Цель A:
Найдите в записях все строки со словом «monthly» и выпишите их целиком.

Фрагмент документа:
......

Требование «выговаривать о задоре и непостоянстве» становится обычной формулой, содержавшейся во всех наказах для дворян, посылаемых в калмыцкие улусы. С 1623 по 1685 гг. уфимские дворяне участвовали в 22 калмыцких посылках. В 6 случаях для посылок привлекались служилые иноземцы, стрельцы и татары. Последние, как правило, посылались в улусы для обмена пленных и выявления намерений без вступления в переговоры с тайшами. В посылках вместе со служилыми людьми принимали участие и башкирские тарханы.

Обращает на себя внимание то, что, хотя уфимским воеводам и предписывалось выбирать для этой службы дворян «примеря к прежним таким калмацким посылкам», нами не зафиксировано ни одного случая, когда дворяне бывали в улусах более одного раза. Дело в том, что калмыки, не уважая никаких присяг и клятвенных заверений, еще менее церемонились с посланцами. Из 26 уфимских дворян, участвовавших в калмыцких посылках, 19 человек после службы подали челобитные, прося возместить пограбленное имущество. Несмотря на то, что лошадей и подводы для посылок обычно брали у башкир, а дворянам выдавались двухгодичные денежные оклады и денежная подмога, все же грозящие лишения и прямой риск для жизни делали эту службу крайне непривлекательной для уфимцев. Кроме того, посылки были очень длительными, в среднем от 6 до 9 месяцев. Характерно, что сами дворяне воспринимали назначение в калмыцкие улусы если и не как наказание, то, по крайней мере, как признак явного нерасположения со стороны администрации. В этой связи весьма показателен конфликт, возникший и 1646 г. между уфимским воеводой Ф.А. Алябьевым и родом Гладышевых. Но вдаваясь в подробности, отметим лишь, что воеводе удалось настоять на своем только благодаря угрозе послать двух Гладышевых в калмыцкие улусы . Кроме того, в вопросе выбора дворян для калмыцких посылок компетенция окладчиков была ограничена.

......

Выборка данных:

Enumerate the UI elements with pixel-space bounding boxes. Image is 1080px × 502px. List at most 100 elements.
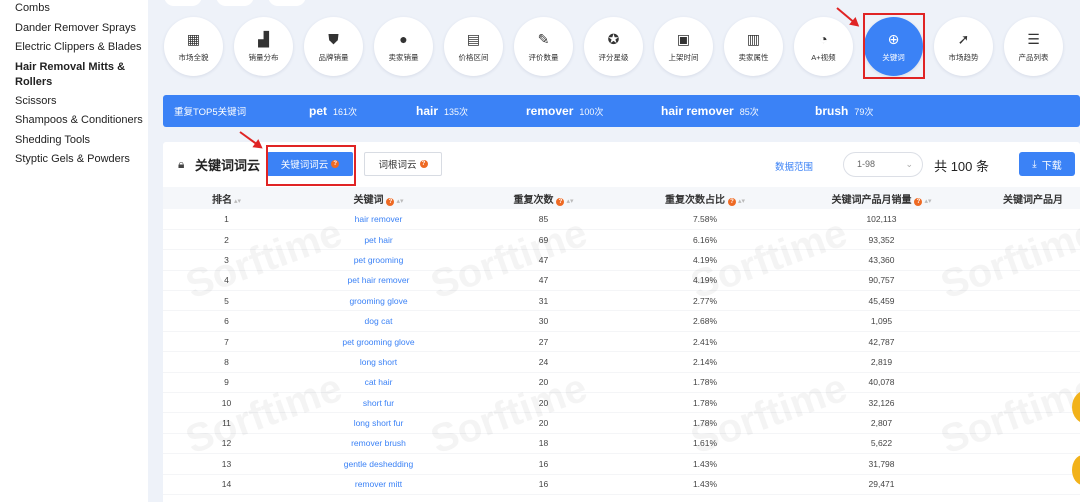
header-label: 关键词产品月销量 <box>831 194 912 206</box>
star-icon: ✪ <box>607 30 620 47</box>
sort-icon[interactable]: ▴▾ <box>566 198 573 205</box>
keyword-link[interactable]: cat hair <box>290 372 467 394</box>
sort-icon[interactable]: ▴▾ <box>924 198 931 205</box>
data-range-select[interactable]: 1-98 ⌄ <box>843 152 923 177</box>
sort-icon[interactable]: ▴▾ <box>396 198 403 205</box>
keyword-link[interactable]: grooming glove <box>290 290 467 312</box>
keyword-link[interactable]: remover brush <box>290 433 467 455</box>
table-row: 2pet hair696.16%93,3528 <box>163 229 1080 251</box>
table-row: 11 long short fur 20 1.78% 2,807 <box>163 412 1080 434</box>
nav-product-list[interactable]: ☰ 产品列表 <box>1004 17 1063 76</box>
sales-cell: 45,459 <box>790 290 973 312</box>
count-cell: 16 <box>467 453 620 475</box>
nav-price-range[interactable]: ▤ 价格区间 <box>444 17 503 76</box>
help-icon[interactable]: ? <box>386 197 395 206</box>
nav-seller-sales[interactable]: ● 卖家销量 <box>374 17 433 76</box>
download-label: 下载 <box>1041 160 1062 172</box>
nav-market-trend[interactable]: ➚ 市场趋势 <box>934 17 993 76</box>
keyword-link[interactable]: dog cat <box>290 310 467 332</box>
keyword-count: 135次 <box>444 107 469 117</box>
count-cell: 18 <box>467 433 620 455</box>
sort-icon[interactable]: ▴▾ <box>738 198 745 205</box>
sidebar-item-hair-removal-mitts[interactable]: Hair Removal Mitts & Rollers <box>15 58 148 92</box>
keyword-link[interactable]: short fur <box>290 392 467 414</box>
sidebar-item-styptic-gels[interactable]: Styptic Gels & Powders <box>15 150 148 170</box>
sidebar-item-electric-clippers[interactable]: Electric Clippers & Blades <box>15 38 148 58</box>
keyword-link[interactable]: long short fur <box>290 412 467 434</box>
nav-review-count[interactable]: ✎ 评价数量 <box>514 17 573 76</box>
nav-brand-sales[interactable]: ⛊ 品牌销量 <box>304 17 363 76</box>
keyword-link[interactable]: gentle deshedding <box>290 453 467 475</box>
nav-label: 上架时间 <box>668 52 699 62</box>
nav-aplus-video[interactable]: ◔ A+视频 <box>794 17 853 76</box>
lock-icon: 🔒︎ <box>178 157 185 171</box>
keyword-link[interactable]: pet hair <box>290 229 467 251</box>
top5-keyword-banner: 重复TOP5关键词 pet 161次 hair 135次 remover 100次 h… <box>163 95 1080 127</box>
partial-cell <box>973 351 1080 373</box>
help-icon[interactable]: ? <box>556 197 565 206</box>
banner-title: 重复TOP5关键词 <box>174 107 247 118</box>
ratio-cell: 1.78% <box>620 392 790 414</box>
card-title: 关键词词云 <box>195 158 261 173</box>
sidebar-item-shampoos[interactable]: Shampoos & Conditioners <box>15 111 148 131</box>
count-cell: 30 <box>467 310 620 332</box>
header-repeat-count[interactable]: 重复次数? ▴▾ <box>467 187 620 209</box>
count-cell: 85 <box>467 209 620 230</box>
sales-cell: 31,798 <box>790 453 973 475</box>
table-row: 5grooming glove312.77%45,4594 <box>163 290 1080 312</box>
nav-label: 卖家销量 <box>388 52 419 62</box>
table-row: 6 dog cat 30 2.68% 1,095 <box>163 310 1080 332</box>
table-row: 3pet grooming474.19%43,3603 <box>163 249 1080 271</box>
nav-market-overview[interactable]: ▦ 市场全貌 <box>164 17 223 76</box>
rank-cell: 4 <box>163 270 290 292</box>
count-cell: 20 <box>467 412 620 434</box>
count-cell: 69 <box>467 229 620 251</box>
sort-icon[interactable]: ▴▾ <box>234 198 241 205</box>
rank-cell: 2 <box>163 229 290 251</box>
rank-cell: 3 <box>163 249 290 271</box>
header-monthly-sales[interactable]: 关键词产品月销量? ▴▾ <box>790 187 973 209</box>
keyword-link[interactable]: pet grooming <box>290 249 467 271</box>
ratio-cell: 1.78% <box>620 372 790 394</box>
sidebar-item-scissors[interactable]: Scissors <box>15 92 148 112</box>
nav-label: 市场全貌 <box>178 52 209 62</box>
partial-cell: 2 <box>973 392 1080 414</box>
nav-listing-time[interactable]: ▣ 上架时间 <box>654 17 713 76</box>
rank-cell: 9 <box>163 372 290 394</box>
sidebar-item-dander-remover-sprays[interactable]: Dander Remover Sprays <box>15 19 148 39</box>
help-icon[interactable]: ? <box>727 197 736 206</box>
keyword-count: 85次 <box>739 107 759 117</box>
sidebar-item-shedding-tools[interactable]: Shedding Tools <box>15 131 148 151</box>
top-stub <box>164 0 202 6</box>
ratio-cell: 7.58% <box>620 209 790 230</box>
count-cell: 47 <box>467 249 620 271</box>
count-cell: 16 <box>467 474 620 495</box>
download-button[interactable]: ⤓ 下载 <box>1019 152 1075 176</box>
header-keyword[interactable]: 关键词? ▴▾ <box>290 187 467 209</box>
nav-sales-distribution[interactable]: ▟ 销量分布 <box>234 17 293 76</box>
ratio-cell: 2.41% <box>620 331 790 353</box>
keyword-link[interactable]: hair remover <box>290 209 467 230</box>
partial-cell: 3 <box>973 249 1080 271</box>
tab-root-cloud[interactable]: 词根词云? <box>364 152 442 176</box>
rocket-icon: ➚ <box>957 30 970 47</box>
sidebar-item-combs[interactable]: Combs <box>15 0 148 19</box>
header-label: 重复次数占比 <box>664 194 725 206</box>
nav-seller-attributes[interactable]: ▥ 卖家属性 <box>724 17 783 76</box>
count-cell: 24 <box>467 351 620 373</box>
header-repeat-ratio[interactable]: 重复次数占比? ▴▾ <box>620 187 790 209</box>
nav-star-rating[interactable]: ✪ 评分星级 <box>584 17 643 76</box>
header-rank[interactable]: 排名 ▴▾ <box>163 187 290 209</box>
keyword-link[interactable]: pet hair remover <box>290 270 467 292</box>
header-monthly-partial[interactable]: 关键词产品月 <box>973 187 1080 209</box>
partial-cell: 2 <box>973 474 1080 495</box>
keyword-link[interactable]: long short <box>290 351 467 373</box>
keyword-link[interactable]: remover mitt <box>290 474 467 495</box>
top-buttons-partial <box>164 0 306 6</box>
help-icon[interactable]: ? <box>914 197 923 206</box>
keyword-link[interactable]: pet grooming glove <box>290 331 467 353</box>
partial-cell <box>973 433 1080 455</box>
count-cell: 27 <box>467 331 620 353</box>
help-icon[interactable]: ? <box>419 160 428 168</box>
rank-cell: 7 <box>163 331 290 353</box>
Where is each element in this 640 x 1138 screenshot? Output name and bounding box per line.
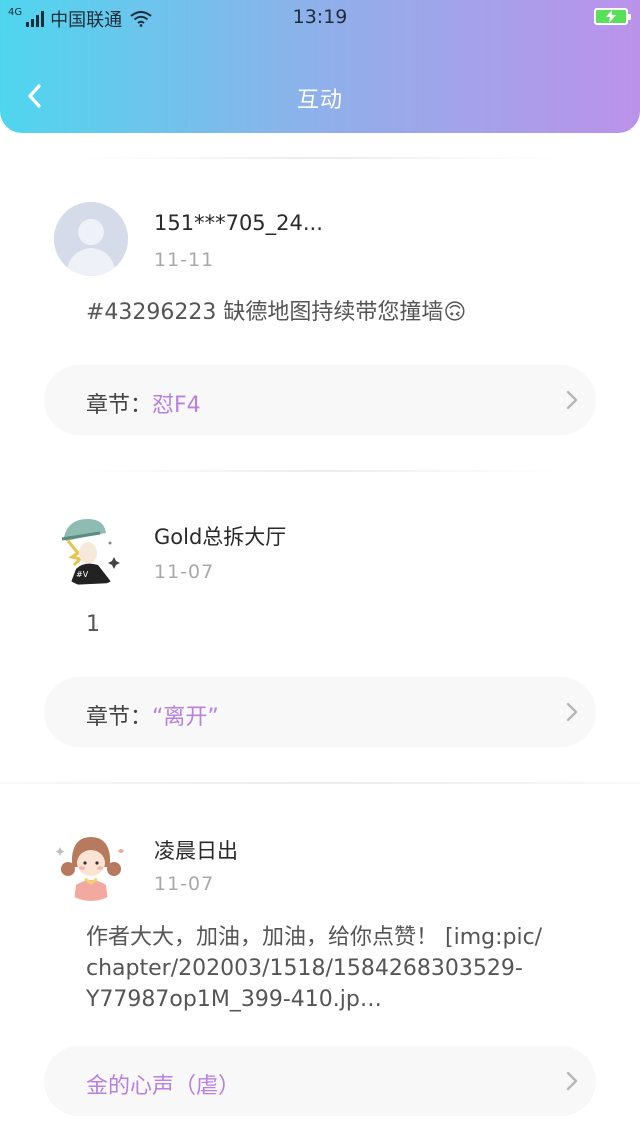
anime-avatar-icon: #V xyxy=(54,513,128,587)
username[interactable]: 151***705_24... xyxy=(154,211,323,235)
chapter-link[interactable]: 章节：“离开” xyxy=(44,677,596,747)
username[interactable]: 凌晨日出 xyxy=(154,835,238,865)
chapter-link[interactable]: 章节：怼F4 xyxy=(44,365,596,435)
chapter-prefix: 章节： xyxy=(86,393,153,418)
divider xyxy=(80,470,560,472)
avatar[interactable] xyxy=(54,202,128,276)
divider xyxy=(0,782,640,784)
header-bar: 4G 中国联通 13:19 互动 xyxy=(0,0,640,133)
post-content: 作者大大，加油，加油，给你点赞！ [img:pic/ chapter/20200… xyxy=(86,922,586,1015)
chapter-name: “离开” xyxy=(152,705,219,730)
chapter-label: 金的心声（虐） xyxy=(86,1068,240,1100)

......

Цель B:
Сколько уфимских дворян, участвовавших в калмыцких посылках, подали после службы челобитные о возмещении пограбленного имущества, согласно фрагменту документа?

Полный вывод A:
header-monthly-sales[interactable]: 关键词产品月销量? ▴▾ <box>790 187 973 209</box>
header-monthly-partial[interactable]: 关键词产品月 <box>973 187 1080 209</box>

Полный вывод B:
19 человек из 26.